◆ Records ◆
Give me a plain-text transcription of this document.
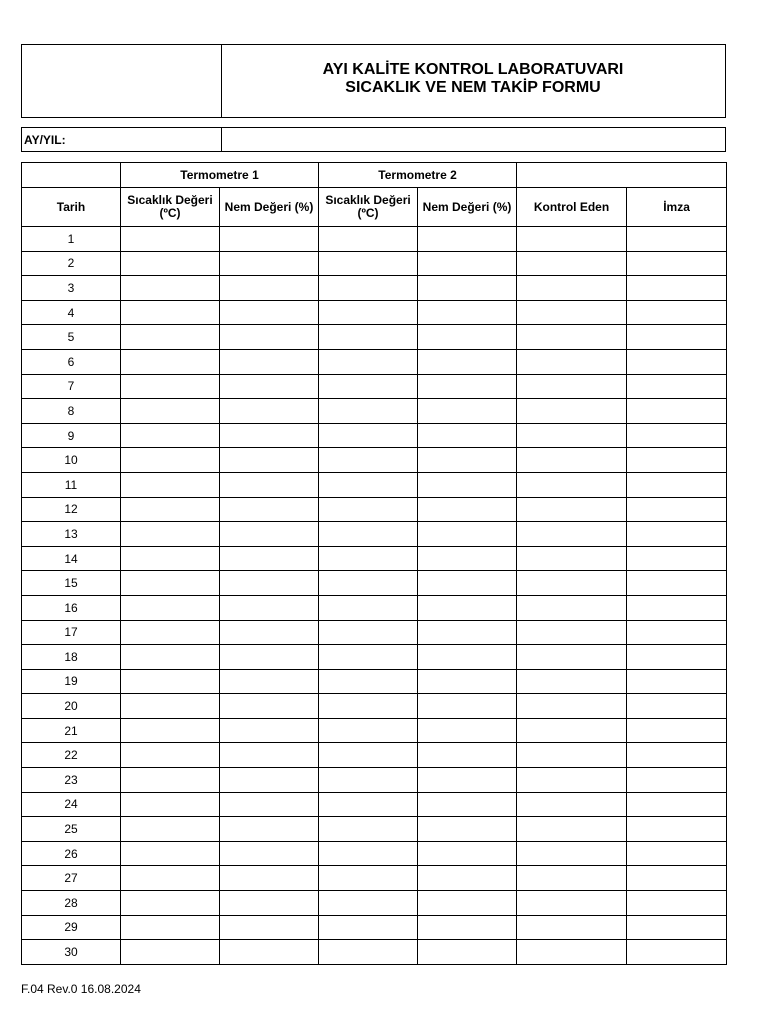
AYI KALİTE KONTROL LABORATUVARI
SICAKLIK VE NEM TAKİP FORMU
AY/YIL:
	Termometre 1		Termometre 2			
Tarih	Sıcaklık Değeri (ºC)	Nem Değeri (%)	Sıcaklık Değeri (ºC)	Nem Değeri (%)	Kontrol Eden	İmza
1						
2						
3						
4						
5						
6						
7						
8						
9						
10						
11						
12						
13						
14						
15						
16						
17						
18						
19						
20						
21						
22						
23						
24						
25						
26						
27						
28						
29						
30						
F.04 Rev.0 16.08.2024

◆ What the task asks ◆
Give the data above again in full and unchanged, skipping the pictures.

◆ Task response ◆
Give me a plain-text transcription of this document.
AYI KALİTE KONTROL LABORATUVARI
SICAKLIK VE NEM TAKİP FORMU
AY/YIL:
	Termometre 1		Termometre 2			
Tarih	Sıcaklık Değeri (ºC)	Nem Değeri (%)	Sıcaklık Değeri (ºC)	Nem Değeri (%)	Kontrol Eden	İmza
1						
2						
3						
4						
5						
6						
7						
8						
9						
10						
11						
12						
13						
14						
15						
16						
17						
18						
19						
20						
21						
22						
23						
24						
25						
26						
27						
28						
29						
30						
F.04 Rev.0 16.08.2024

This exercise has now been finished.